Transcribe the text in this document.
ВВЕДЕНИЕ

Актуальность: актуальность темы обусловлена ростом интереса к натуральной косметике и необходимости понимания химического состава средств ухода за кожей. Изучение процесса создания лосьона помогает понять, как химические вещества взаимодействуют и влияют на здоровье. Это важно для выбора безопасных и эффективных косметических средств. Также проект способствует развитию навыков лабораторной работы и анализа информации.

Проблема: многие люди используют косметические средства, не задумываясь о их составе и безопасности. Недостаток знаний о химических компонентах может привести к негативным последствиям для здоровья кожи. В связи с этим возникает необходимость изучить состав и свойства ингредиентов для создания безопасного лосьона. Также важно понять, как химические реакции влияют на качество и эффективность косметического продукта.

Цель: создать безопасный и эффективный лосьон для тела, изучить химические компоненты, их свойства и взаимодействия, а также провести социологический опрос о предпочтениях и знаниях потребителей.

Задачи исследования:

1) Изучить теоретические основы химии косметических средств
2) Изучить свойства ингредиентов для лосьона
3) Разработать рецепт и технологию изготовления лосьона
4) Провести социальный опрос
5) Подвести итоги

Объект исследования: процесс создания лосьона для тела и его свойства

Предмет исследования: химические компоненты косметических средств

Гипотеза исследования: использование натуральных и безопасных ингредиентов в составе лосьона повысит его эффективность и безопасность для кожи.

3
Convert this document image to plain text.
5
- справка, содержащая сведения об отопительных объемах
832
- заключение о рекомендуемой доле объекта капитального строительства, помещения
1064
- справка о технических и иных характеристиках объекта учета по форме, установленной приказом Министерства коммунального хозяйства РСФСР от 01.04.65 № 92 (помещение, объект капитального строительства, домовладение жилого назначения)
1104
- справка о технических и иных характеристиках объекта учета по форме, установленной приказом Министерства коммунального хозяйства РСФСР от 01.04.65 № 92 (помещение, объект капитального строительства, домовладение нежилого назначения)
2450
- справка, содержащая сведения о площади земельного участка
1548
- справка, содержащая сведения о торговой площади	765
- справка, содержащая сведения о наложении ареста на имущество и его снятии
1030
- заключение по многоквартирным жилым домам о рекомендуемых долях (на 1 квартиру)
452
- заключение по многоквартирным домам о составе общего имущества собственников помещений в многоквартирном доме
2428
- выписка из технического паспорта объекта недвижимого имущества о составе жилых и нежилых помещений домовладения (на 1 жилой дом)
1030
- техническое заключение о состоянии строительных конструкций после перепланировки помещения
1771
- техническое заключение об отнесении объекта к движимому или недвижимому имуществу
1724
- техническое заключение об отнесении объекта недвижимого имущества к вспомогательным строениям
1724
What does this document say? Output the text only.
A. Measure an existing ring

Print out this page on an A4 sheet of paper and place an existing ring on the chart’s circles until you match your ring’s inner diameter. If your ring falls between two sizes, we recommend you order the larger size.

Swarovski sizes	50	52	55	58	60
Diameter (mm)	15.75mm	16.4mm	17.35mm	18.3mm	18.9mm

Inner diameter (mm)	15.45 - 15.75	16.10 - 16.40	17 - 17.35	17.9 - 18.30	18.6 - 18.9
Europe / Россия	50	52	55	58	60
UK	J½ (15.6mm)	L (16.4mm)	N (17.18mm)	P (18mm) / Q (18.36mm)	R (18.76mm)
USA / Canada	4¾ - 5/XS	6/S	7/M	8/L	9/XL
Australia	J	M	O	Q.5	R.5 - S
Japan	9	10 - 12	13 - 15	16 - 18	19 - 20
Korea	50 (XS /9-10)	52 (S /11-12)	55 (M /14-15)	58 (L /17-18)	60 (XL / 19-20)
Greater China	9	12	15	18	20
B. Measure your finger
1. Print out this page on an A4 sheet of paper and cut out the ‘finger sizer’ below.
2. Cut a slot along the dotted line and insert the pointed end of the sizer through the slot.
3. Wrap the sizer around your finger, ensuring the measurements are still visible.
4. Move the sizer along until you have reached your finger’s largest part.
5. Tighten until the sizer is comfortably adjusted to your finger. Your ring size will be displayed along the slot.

DIRECTIONS.
Extract the data exactly as given.

REPLY TO THE EXERCISE.
Transcribe the text in this document.
ВВЕДЕНИЕ

Актуальность: актуальность темы обусловлена ростом интереса к натуральной косметике и необходимости понимания химического состава средств ухода за кожей. Изучение процесса создания лосьона помогает понять, как химические вещества взаимодействуют и влияют на здоровье. Это важно для выбора безопасных и эффективных косметических средств. Также проект способствует развитию навыков лабораторной работы и анализа информации.

Проблема: многие люди используют косметические средства, не задумываясь о их составе и безопасности. Недостаток знаний о химических компонентах может привести к негативным последствиям для здоровья кожи. В связи с этим возникает необходимость изучить состав и свойства ингредиентов для создания безопасного лосьона. Также важно понять, как химические реакции влияют на качество и эффективность косметического продукта.

Цель: создать безопасный и эффективный лосьон для тела, изучить химические компоненты, их свойства и взаимодействия, а также провести социологический опрос о предпочтениях и знаниях потребителей.

Задачи исследования:

1) Изучить теоретические основы химии косметических средств
2) Изучить свойства ингредиентов для лосьона
3) Разработать рецепт и технологию изготовления лосьона
4) Провести социальный опрос
5) Подвести итоги

Объект исследования: процесс создания лосьона для тела и его свойства

Предмет исследования: химические компоненты косметических средств

Гипотеза исследования: использование натуральных и безопасных ингредиентов в составе лосьона повысит его эффективность и безопасность для кожи.

3
Convert this document image to plain text.
5
- справка, содержащая сведения об отопительных объемах
832
- заключение о рекомендуемой доле объекта капитального строительства, помещения
1064
- справка о технических и иных характеристиках объекта учета по форме, установленной приказом Министерства коммунального хозяйства РСФСР от 01.04.65 № 92 (помещение, объект капитального строительства, домовладение жилого назначения)
1104
- справка о технических и иных характеристиках объекта учета по форме, установленной приказом Министерства коммунального хозяйства РСФСР от 01.04.65 № 92 (помещение, объект капитального строительства, домовладение нежилого назначения)
2450
- справка, содержащая сведения о площади земельного участка
1548
- справка, содержащая сведения о торговой площади	765
- справка, содержащая сведения о наложении ареста на имущество и его снятии
1030
- заключение по многоквартирным жилым домам о рекомендуемых долях (на 1 квартиру)
452
- заключение по многоквартирным домам о составе общего имущества собственников помещений в многоквартирном доме
2428
- выписка из технического паспорта объекта недвижимого имущества о составе жилых и нежилых помещений домовладения (на 1 жилой дом)
1030
- техническое заключение о состоянии строительных конструкций после перепланировки помещения
1771
- техническое заключение об отнесении объекта к движимому или недвижимому имуществу
1724
- техническое заключение об отнесении объекта недвижимого имущества к вспомогательным строениям
1724
What does this document say? Output the text only.
A. Measure an existing ring

Print out this page on an A4 sheet of paper and place an existing ring on the chart’s circles until you match your ring’s inner diameter. If your ring falls between two sizes, we recommend you order the larger size.

Swarovski sizes	50	52	55	58	60
Diameter (mm)	15.75mm	16.4mm	17.35mm	18.3mm	18.9mm

Inner diameter (mm)	15.45 - 15.75	16.10 - 16.40	17 - 17.35	17.9 - 18.30	18.6 - 18.9
Europe / Россия	50	52	55	58	60
UK	J½ (15.6mm)	L (16.4mm)	N (17.18mm)	P (18mm) / Q (18.36mm)	R (18.76mm)
USA / Canada	4¾ - 5/XS	6/S	7/M	8/L	9/XL
Australia	J	M	O	Q.5	R.5 - S
Japan	9	10 - 12	13 - 15	16 - 18	19 - 20
Korea	50 (XS /9-10)	52 (S /11-12)	55 (M /14-15)	58 (L /17-18)	60 (XL / 19-20)
Greater China	9	12	15	18	20
B. Measure your finger
1. Print out this page on an A4 sheet of paper and cut out the ‘finger sizer’ below.
2. Cut a slot along the dotted line and insert the pointed end of the sizer through the slot.
3. Wrap the sizer around your finger, ensuring the measurements are still visible.
4. Move the sizer along until you have reached your finger’s largest part.
5. Tighten until the sizer is comfortably adjusted to your finger. Your ring size will be displayed along the slot.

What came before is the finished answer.